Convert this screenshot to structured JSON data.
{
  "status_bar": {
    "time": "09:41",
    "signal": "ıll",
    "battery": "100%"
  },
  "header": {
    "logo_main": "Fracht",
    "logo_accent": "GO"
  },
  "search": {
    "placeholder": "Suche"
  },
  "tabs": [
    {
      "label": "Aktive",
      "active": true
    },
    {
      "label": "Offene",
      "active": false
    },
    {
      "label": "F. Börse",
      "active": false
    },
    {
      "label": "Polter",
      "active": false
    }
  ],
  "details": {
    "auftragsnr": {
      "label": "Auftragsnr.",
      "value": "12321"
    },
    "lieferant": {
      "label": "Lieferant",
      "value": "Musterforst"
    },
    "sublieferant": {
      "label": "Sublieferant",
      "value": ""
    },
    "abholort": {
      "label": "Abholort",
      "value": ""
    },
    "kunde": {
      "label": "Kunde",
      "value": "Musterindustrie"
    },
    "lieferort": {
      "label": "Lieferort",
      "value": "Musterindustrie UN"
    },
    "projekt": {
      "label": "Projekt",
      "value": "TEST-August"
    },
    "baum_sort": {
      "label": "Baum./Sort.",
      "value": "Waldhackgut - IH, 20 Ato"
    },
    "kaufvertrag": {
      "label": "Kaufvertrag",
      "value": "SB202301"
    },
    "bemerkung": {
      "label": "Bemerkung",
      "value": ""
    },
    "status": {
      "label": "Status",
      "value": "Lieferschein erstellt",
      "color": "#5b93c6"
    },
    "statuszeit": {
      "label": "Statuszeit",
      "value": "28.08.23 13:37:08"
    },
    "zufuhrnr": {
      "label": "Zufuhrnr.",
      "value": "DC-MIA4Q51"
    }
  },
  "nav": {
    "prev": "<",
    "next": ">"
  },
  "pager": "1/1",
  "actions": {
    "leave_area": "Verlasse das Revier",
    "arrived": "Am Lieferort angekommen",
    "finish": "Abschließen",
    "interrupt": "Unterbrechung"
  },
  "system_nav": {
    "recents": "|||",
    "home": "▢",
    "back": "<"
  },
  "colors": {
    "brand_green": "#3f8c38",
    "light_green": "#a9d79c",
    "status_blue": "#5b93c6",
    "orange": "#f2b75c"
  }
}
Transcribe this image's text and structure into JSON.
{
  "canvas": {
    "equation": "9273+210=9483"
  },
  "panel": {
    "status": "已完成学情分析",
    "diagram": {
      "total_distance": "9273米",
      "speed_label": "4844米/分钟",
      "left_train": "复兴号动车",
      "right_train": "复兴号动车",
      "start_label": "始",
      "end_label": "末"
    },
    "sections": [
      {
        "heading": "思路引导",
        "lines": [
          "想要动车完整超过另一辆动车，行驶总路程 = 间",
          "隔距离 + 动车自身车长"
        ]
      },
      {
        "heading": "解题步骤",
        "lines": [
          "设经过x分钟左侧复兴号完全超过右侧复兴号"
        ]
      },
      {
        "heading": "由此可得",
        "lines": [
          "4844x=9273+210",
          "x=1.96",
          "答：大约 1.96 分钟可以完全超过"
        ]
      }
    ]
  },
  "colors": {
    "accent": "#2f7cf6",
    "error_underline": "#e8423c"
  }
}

==

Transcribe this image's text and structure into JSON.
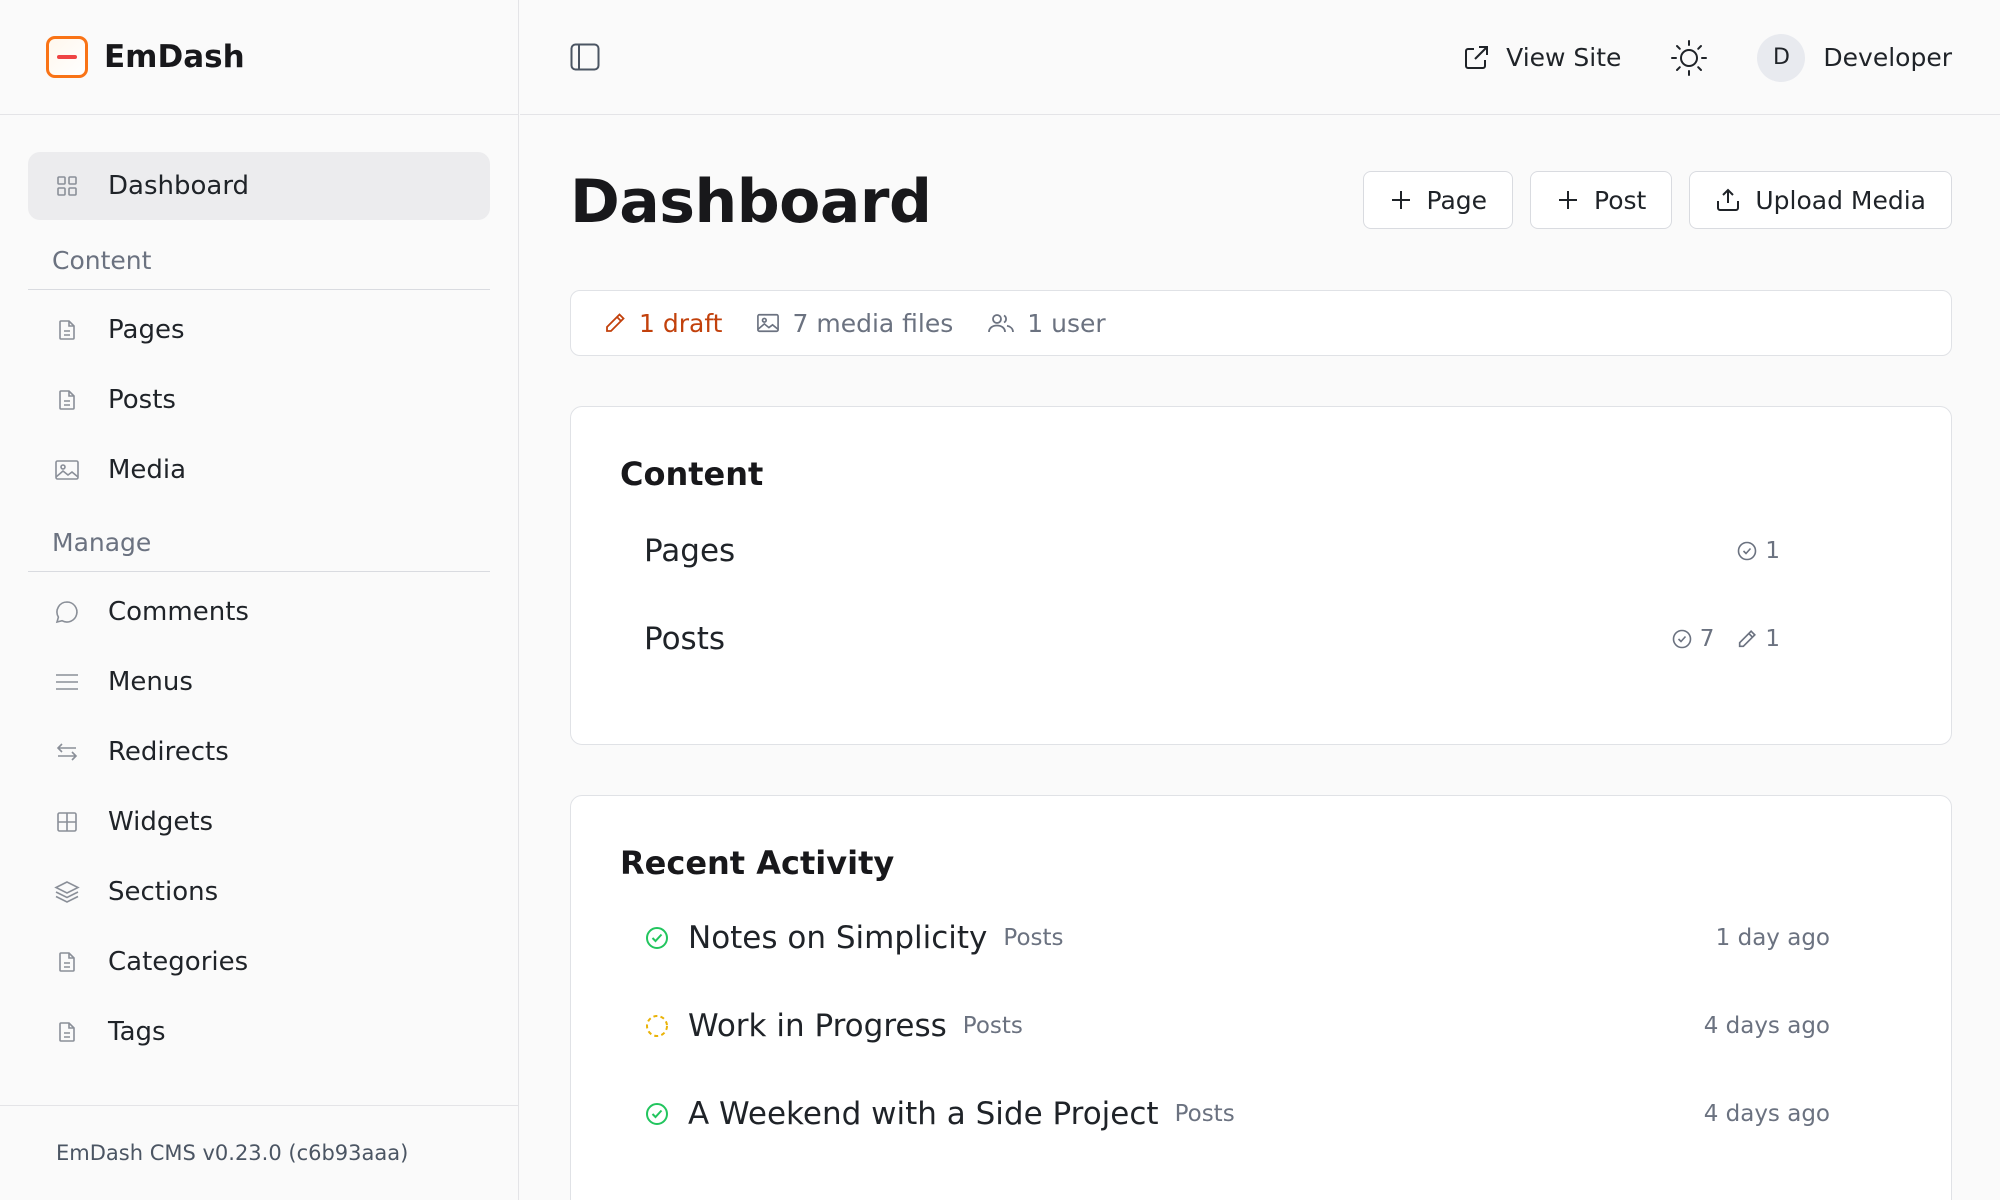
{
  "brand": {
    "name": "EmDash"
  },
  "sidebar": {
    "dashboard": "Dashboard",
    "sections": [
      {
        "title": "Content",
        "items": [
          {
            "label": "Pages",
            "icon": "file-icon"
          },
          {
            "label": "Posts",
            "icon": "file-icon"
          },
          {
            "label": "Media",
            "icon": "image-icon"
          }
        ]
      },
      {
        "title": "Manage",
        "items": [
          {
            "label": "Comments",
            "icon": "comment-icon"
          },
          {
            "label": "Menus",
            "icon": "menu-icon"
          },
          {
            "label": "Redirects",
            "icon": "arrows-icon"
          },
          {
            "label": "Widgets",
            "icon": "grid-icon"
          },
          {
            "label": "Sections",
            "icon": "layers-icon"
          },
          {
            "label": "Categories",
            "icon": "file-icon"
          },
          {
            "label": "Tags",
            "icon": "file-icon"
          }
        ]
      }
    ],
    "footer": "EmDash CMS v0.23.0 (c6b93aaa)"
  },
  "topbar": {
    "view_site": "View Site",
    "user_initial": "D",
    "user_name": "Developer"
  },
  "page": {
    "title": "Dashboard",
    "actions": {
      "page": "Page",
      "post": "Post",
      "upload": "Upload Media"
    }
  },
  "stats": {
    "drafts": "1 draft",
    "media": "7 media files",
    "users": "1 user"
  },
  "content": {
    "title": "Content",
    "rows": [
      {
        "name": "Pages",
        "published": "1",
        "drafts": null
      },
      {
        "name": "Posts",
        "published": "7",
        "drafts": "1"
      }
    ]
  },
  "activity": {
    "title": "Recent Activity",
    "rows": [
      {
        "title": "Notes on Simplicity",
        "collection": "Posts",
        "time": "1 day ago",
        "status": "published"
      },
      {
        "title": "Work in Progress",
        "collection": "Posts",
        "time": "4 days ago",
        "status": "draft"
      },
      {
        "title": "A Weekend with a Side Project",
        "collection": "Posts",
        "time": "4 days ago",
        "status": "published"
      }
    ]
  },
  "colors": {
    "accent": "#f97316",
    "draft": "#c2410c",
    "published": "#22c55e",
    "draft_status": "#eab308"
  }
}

Task objective
Show each line in the entries that holds the string "Dashboard".

The solution
    "dashboard": "Dashboard",
    "title": "Dashboard",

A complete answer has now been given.